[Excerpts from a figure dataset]

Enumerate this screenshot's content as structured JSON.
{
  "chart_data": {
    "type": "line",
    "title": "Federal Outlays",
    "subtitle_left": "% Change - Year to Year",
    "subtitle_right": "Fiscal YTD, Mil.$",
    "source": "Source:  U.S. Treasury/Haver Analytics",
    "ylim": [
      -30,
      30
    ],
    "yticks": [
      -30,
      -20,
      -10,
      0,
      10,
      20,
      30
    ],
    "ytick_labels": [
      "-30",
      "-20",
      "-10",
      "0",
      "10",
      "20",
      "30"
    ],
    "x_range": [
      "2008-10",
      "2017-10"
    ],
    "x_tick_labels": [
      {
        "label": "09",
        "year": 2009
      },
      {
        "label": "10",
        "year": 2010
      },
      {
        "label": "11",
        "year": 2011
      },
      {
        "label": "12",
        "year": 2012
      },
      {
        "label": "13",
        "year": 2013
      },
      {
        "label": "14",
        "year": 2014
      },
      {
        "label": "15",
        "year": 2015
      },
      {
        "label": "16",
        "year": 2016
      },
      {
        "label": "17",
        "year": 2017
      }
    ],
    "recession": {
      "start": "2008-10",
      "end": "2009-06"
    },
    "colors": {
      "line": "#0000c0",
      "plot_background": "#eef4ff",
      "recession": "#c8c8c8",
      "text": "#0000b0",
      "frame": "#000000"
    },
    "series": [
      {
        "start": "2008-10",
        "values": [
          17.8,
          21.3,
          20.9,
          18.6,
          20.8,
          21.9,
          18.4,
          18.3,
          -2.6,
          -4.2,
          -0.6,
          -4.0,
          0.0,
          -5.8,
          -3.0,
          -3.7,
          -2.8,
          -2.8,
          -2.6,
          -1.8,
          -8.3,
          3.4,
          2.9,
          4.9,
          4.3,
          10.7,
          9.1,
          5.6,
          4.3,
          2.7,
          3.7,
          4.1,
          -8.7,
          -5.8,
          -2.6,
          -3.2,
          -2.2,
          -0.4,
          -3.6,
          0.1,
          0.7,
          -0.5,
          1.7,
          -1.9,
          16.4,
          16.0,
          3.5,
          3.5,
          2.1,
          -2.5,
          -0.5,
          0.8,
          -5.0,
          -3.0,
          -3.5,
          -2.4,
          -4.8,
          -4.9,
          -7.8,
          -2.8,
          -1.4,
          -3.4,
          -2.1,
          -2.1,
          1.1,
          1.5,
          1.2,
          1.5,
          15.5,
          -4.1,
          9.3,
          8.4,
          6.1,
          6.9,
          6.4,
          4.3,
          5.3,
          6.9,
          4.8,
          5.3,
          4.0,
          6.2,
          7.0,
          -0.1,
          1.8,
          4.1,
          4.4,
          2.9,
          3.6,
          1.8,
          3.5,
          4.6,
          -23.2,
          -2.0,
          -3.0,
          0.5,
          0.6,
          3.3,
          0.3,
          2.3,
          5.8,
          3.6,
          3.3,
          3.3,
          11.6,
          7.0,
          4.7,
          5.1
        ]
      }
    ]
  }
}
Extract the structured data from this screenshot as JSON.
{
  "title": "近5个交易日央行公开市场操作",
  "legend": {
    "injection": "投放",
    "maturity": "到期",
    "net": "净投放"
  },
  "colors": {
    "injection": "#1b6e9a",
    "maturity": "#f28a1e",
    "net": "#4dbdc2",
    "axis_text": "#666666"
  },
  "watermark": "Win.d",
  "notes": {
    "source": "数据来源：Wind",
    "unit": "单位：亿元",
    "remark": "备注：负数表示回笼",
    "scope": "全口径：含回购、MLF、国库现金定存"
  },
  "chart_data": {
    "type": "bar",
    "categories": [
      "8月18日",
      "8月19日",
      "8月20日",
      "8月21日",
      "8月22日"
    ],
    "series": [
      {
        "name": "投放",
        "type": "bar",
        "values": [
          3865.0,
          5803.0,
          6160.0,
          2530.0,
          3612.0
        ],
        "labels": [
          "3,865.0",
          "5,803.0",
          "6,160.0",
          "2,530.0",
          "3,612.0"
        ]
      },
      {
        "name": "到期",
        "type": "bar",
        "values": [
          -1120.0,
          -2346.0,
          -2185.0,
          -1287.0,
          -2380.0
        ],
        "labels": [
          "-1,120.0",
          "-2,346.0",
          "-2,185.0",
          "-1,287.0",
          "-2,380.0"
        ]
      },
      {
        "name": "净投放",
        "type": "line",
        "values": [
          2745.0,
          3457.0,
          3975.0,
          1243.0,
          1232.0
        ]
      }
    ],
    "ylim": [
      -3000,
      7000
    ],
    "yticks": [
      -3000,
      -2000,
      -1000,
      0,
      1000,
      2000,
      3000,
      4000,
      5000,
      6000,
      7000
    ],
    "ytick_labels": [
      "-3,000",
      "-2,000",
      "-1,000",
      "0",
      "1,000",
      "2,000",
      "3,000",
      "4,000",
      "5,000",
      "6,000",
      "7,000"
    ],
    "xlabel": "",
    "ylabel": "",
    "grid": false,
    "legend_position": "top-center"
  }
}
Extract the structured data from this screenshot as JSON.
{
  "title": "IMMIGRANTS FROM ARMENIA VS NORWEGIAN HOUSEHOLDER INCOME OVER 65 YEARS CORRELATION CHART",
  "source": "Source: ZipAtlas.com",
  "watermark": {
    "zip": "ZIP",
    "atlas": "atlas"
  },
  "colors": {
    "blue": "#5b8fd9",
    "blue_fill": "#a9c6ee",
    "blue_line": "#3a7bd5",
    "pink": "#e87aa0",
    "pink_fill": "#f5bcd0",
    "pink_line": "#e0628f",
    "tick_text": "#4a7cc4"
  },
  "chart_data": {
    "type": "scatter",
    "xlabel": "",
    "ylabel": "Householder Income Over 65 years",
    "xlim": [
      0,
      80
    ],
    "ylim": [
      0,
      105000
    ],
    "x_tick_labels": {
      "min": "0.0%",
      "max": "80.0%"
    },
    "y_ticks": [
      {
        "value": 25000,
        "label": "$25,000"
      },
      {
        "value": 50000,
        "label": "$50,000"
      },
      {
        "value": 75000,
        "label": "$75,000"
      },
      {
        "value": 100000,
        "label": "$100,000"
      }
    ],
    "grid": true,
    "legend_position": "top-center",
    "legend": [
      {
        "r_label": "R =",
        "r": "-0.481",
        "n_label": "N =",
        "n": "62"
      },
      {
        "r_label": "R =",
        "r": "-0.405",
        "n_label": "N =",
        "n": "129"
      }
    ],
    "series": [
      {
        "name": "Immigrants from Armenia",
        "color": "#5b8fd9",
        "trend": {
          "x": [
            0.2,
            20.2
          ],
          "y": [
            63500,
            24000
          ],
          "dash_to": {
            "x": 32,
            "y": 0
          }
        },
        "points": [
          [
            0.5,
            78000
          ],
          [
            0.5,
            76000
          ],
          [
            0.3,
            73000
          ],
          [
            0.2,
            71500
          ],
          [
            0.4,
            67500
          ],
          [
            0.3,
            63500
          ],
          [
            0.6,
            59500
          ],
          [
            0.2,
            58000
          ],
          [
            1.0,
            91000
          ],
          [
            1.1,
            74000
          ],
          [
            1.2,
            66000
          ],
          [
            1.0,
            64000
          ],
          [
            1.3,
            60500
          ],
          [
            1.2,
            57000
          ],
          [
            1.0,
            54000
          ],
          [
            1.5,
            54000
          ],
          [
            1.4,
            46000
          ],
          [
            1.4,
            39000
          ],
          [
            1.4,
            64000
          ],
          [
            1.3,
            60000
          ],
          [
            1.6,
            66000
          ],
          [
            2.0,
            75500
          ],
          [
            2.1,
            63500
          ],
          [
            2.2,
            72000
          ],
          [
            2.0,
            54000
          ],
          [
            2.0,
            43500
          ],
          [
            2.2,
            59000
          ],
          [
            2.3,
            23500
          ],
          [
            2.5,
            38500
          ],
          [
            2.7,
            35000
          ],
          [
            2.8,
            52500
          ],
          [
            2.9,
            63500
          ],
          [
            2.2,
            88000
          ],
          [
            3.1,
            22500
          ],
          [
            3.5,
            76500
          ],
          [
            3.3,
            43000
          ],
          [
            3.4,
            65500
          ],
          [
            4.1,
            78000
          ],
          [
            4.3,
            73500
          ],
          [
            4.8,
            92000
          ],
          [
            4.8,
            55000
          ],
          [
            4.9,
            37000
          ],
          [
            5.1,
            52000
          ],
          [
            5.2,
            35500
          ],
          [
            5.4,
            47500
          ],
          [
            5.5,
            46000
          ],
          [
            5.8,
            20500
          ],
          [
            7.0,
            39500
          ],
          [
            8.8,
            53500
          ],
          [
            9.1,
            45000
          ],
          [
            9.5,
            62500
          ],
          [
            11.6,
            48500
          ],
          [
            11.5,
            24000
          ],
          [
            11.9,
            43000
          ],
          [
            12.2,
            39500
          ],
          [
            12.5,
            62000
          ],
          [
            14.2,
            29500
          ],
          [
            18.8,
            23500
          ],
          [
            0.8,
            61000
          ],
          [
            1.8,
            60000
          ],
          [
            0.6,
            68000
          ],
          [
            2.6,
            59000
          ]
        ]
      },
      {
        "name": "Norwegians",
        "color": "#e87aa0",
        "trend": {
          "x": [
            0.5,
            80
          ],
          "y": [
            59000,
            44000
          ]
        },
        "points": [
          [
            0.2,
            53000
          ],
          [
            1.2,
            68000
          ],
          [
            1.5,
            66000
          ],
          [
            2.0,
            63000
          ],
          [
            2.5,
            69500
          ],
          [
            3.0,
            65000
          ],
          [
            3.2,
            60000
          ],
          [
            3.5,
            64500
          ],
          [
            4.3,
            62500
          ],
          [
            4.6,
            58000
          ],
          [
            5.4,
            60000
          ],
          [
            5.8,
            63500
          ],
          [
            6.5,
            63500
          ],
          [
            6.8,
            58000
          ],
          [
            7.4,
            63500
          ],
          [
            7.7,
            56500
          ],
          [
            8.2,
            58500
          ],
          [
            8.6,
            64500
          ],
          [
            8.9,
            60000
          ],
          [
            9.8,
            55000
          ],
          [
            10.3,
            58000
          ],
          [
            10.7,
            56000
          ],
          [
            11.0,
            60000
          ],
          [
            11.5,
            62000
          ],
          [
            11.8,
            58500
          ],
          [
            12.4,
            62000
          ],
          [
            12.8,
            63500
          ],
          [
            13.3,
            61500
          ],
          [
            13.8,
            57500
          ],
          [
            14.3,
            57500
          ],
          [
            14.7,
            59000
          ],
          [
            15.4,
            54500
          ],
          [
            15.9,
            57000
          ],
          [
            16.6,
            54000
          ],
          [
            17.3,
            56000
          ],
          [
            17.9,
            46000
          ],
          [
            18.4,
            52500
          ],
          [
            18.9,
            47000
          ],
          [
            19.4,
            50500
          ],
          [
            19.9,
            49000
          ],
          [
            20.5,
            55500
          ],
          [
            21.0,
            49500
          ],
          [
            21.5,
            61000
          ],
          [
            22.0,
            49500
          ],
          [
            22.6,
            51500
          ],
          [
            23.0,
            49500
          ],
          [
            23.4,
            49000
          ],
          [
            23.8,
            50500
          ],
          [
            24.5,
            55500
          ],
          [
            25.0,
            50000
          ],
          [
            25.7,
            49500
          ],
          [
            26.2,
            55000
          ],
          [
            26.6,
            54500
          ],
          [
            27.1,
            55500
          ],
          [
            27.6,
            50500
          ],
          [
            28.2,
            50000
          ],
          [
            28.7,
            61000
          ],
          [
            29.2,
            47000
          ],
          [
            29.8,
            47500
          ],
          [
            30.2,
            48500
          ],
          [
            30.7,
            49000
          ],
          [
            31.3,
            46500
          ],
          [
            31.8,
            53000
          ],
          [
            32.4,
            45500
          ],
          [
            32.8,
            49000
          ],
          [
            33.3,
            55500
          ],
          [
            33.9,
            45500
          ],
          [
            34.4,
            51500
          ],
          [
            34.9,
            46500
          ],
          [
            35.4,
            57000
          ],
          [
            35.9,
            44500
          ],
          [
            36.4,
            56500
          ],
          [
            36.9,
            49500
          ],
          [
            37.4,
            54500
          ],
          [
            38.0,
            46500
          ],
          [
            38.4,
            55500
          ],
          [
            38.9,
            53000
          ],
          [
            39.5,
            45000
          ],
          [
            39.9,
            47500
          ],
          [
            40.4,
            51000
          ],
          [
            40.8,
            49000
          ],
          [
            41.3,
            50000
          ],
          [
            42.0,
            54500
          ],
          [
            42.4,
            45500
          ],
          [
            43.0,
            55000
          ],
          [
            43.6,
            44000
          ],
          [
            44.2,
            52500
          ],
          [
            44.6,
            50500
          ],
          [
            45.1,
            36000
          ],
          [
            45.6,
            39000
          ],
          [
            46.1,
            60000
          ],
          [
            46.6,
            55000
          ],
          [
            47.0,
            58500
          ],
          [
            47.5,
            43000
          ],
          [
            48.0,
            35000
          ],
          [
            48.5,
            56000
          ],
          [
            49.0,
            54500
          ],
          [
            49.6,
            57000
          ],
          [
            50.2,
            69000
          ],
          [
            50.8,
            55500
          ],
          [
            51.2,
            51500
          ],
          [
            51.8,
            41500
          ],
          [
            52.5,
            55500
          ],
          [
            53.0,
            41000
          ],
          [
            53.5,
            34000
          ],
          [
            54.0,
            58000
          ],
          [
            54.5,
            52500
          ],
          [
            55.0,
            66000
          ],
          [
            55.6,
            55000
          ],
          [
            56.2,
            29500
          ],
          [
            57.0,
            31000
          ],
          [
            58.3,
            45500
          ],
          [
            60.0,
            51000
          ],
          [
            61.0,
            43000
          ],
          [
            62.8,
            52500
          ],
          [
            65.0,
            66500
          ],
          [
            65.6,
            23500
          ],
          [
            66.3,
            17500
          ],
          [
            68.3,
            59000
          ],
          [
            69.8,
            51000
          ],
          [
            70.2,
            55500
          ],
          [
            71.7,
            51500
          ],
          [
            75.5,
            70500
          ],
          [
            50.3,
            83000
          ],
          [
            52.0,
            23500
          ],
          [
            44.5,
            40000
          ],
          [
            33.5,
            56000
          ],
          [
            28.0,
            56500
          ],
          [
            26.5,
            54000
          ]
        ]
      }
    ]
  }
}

*PROBLEM TO SOLVE*. Using the records above, copy each line that contains "type".

*RESULT OF THE EXERCISE*.
    "type": "line",
    "type": "bar",
        "type": "bar",
        "type": "bar",
        "type": "line",
    "type": "scatter",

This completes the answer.